Could you update the data below by replacing "legend-label" with "legend-entry" everywhere it occurs and leaving everything else unchanged?

→ Boxed element entries:
_ _ _ _
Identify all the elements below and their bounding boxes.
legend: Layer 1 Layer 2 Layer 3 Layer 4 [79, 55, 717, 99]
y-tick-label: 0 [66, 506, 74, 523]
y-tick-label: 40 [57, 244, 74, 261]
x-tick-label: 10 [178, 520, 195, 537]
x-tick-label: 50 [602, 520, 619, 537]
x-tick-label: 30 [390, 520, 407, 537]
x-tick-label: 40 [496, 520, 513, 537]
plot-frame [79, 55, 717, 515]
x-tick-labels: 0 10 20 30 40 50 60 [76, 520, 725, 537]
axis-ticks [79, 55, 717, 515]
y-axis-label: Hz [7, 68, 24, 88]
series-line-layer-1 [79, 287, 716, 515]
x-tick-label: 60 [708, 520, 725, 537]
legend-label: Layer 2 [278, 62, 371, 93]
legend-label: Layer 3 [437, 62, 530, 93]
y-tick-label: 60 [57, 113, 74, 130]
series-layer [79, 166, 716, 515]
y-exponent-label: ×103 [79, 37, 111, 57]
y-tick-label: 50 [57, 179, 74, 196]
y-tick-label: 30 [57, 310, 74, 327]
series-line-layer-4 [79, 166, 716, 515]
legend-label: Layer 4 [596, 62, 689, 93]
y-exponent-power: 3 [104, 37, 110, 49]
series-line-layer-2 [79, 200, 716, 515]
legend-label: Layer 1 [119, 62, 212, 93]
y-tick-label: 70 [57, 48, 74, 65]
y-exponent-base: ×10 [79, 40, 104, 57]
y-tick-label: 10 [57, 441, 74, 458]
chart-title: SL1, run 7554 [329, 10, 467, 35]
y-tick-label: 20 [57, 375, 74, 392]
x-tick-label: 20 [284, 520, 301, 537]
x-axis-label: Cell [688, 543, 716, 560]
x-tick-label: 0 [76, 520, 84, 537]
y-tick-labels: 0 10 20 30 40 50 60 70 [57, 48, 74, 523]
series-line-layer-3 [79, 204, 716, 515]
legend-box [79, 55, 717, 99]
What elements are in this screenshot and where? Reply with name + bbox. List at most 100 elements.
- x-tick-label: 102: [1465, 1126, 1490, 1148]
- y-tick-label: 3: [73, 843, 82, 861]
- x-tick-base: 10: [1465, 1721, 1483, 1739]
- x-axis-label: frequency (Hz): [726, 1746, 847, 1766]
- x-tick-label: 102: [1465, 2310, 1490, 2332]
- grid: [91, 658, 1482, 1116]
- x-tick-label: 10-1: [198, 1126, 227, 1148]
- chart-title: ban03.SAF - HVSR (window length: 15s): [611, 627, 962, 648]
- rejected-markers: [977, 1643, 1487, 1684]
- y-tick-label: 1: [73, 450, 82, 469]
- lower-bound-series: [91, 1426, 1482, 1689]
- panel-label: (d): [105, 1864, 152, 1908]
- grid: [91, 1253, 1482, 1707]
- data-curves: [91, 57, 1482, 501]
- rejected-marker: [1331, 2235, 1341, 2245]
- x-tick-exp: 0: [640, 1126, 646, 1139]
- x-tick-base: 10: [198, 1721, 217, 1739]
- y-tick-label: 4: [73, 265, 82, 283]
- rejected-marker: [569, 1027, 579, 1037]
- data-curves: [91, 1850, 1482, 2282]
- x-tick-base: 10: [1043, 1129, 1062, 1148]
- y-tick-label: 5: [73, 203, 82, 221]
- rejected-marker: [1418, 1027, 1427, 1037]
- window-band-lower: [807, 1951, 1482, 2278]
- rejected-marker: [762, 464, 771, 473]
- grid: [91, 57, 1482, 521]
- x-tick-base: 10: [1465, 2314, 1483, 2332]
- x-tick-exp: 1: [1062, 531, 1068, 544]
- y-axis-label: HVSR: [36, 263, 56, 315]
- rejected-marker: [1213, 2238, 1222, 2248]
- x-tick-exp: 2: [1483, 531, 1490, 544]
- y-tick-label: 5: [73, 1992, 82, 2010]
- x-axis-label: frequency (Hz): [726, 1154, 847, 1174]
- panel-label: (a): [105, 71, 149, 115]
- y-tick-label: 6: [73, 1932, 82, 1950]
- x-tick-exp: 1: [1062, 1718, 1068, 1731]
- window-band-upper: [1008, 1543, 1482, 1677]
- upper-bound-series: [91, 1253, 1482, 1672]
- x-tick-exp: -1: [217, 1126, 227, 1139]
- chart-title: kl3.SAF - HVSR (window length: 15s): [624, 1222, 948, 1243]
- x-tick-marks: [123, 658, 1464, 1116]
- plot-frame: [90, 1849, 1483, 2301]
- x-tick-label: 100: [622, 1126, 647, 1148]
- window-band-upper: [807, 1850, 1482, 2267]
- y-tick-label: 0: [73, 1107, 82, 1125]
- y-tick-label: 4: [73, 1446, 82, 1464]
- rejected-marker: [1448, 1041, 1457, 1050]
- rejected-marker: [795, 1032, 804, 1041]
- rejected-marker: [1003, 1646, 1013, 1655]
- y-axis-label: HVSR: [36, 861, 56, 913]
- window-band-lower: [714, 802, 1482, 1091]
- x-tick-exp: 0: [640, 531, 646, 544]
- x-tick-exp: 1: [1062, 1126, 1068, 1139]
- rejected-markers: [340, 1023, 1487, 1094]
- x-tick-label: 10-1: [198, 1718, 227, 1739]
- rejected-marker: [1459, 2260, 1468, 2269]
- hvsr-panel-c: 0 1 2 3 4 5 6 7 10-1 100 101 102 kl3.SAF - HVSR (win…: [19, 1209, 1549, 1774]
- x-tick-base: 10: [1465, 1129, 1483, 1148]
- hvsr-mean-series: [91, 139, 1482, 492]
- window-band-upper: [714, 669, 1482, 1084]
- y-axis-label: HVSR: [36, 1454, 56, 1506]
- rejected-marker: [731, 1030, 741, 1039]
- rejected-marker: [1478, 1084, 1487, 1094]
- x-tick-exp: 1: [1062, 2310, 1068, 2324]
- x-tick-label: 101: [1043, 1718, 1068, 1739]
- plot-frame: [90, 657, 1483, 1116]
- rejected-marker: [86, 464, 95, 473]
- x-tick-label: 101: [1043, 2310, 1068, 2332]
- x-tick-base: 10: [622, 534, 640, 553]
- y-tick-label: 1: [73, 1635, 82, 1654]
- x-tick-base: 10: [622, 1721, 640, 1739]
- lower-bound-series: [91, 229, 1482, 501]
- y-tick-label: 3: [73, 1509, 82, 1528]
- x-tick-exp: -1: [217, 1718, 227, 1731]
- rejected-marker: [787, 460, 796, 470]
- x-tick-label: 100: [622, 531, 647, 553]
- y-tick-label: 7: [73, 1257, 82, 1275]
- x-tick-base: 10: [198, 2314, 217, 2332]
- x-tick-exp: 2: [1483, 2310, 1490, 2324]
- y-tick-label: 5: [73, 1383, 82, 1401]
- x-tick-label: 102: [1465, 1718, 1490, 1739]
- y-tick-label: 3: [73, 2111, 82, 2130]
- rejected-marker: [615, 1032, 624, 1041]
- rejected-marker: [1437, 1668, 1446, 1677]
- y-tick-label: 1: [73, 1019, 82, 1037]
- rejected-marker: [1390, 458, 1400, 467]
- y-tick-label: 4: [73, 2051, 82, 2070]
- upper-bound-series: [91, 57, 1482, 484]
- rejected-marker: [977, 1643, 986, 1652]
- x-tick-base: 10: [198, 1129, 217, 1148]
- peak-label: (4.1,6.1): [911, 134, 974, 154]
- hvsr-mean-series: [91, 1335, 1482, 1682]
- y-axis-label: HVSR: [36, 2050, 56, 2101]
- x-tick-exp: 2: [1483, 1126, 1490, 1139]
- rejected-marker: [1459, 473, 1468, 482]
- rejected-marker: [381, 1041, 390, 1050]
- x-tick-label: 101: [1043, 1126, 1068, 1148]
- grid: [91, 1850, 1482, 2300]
_ _ _ _
→ REPLY TO THE TASK:
Identify all the elements below and their bounding boxes.
legend: Layer 1 Layer 2 Layer 3 Layer 4 [79, 55, 717, 99]
y-tick-label: 0 [66, 506, 74, 523]
y-tick-label: 40 [57, 244, 74, 261]
x-tick-label: 10 [178, 520, 195, 537]
x-tick-label: 50 [602, 520, 619, 537]
x-tick-label: 30 [390, 520, 407, 537]
x-tick-label: 40 [496, 520, 513, 537]
plot-frame [79, 55, 717, 515]
x-tick-labels: 0 10 20 30 40 50 60 [76, 520, 725, 537]
axis-ticks [79, 55, 717, 515]
y-axis-label: Hz [7, 68, 24, 88]
series-line-layer-1 [79, 287, 716, 515]
x-tick-label: 60 [708, 520, 725, 537]
legend-entry: Layer 2 [278, 62, 371, 93]
legend-entry: Layer 3 [437, 62, 530, 93]
y-tick-label: 60 [57, 113, 74, 130]
series-layer [79, 166, 716, 515]
y-exponent-label: ×103 [79, 37, 111, 57]
y-tick-label: 50 [57, 179, 74, 196]
y-tick-label: 30 [57, 310, 74, 327]
series-line-layer-4 [79, 166, 716, 515]
legend-entry: Layer 4 [596, 62, 689, 93]
y-exponent-power: 3 [104, 37, 110, 49]
series-line-layer-2 [79, 200, 716, 515]
legend-entry: Layer 1 [119, 62, 212, 93]
y-tick-label: 70 [57, 48, 74, 65]
y-exponent-base: ×10 [79, 40, 104, 57]
y-tick-label: 10 [57, 441, 74, 458]
chart-title: SL1, run 7554 [329, 10, 467, 35]
y-tick-label: 20 [57, 375, 74, 392]
x-tick-label: 20 [284, 520, 301, 537]
x-axis-label: Cell [688, 543, 716, 560]
x-tick-label: 0 [76, 520, 84, 537]
y-tick-labels: 0 10 20 30 40 50 60 70 [57, 48, 74, 523]
series-line-layer-3 [79, 204, 716, 515]
legend-box [79, 55, 717, 99]
What elements are in this screenshot and where? Reply with name + bbox. List at most 100 elements.
- x-tick-label: 102: [1465, 1126, 1490, 1148]
- y-tick-label: 3: [73, 843, 82, 861]
- x-tick-base: 10: [1465, 1721, 1483, 1739]
- x-axis-label: frequency (Hz): [726, 1746, 847, 1766]
- x-tick-label: 102: [1465, 2310, 1490, 2332]
- grid: [91, 658, 1482, 1116]
- x-tick-label: 10-1: [198, 1126, 227, 1148]
- chart-title: ban03.SAF - HVSR (window length: 15s): [611, 627, 962, 648]
- rejected-markers: [977, 1643, 1487, 1684]
- y-tick-label: 1: [73, 450, 82, 469]
- lower-bound-series: [91, 1426, 1482, 1689]
- panel-label: (d): [105, 1864, 152, 1908]
- grid: [91, 1253, 1482, 1707]
- data-curves: [91, 57, 1482, 501]
- rejected-marker: [1331, 2235, 1341, 2245]
- x-tick-exp: 0: [640, 1126, 646, 1139]
- x-tick-base: 10: [198, 1721, 217, 1739]
- y-tick-label: 4: [73, 265, 82, 283]
- rejected-marker: [569, 1027, 579, 1037]
- data-curves: [91, 1850, 1482, 2282]
- x-tick-base: 10: [1043, 1129, 1062, 1148]
- y-tick-label: 5: [73, 203, 82, 221]
- rejected-marker: [1418, 1027, 1427, 1037]
- window-band-lower: [807, 1951, 1482, 2278]
- rejected-marker: [762, 464, 771, 473]
- grid: [91, 57, 1482, 521]
- x-tick-base: 10: [1465, 2314, 1483, 2332]
- x-tick-exp: 1: [1062, 531, 1068, 544]
- y-axis-label: HVSR: [36, 263, 56, 315]
- rejected-marker: [1213, 2238, 1222, 2248]
- x-tick-exp: 2: [1483, 531, 1490, 544]
- y-tick-label: 5: [73, 1992, 82, 2010]
- x-axis-label: frequency (Hz): [726, 1154, 847, 1174]
- panel-label: (a): [105, 71, 149, 115]
- y-tick-label: 6: [73, 1932, 82, 1950]
- x-tick-exp: 1: [1062, 1718, 1068, 1731]
- window-band-upper: [1008, 1543, 1482, 1677]
- upper-bound-series: [91, 1253, 1482, 1672]
- x-tick-exp: -1: [217, 1126, 227, 1139]
- chart-title: kl3.SAF - HVSR (window length: 15s): [624, 1222, 948, 1243]
- x-tick-marks: [123, 658, 1464, 1116]
- plot-frame: [90, 1849, 1483, 2301]
- x-tick-label: 100: [622, 1126, 647, 1148]
- window-band-upper: [807, 1850, 1482, 2267]
- y-tick-label: 0: [73, 1107, 82, 1125]
- y-tick-label: 4: [73, 1446, 82, 1464]
- rejected-marker: [1448, 1041, 1457, 1050]
- rejected-marker: [795, 1032, 804, 1041]
- rejected-marker: [1003, 1646, 1013, 1655]
- y-axis-label: HVSR: [36, 861, 56, 913]
- window-band-lower: [714, 802, 1482, 1091]
- x-tick-exp: 0: [640, 531, 646, 544]
- x-tick-exp: 1: [1062, 1126, 1068, 1139]
- rejected-markers: [340, 1023, 1487, 1094]
- x-tick-label: 10-1: [198, 1718, 227, 1739]
- rejected-marker: [1459, 2260, 1468, 2269]
- hvsr-panel-c: 0 1 2 3 4 5 6 7 10-1 100 101 102 kl3.SAF - HVSR (win…: [19, 1209, 1549, 1774]
- x-tick-base: 10: [1465, 1129, 1483, 1148]
- hvsr-mean-series: [91, 139, 1482, 492]
- window-band-upper: [714, 669, 1482, 1084]
- y-axis-label: HVSR: [36, 1454, 56, 1506]
- rejected-marker: [731, 1030, 741, 1039]
- rejected-marker: [1478, 1084, 1487, 1094]
- x-tick-exp: 1: [1062, 2310, 1068, 2324]
- x-tick-label: 101: [1043, 1718, 1068, 1739]
- plot-frame: [90, 657, 1483, 1116]
- rejected-marker: [86, 464, 95, 473]
- x-tick-label: 101: [1043, 2310, 1068, 2332]
- x-tick-base: 10: [622, 534, 640, 553]
- y-tick-label: 1: [73, 1635, 82, 1654]
- x-tick-base: 10: [622, 1721, 640, 1739]
- lower-bound-series: [91, 229, 1482, 501]
- y-tick-label: 3: [73, 1509, 82, 1528]
- x-tick-exp: -1: [217, 1718, 227, 1731]
- rejected-marker: [787, 460, 796, 470]
- x-tick-label: 100: [622, 531, 647, 553]
- y-tick-label: 7: [73, 1257, 82, 1275]
- x-tick-base: 10: [198, 2314, 217, 2332]
- x-tick-exp: 2: [1483, 2310, 1490, 2324]
- y-tick-label: 5: [73, 1383, 82, 1401]
- x-tick-label: 102: [1465, 1718, 1490, 1739]
- y-tick-label: 3: [73, 2111, 82, 2130]
- rejected-marker: [615, 1032, 624, 1041]
- rejected-marker: [1437, 1668, 1446, 1677]
- y-tick-label: 1: [73, 1019, 82, 1037]
- rejected-marker: [1390, 458, 1400, 467]
- y-tick-label: 4: [73, 2051, 82, 2070]
- upper-bound-series: [91, 57, 1482, 484]
- rejected-marker: [977, 1643, 986, 1652]
- x-tick-base: 10: [198, 1129, 217, 1148]
- peak-label: (4.1,6.1): [911, 134, 974, 154]
- hvsr-mean-series: [91, 1335, 1482, 1682]
- y-axis-label: HVSR: [36, 2050, 56, 2101]
- x-tick-exp: 2: [1483, 1126, 1490, 1139]
- rejected-marker: [1459, 473, 1468, 482]
- rejected-marker: [381, 1041, 390, 1050]
- x-tick-label: 101: [1043, 1126, 1068, 1148]
- grid: [91, 1850, 1482, 2300]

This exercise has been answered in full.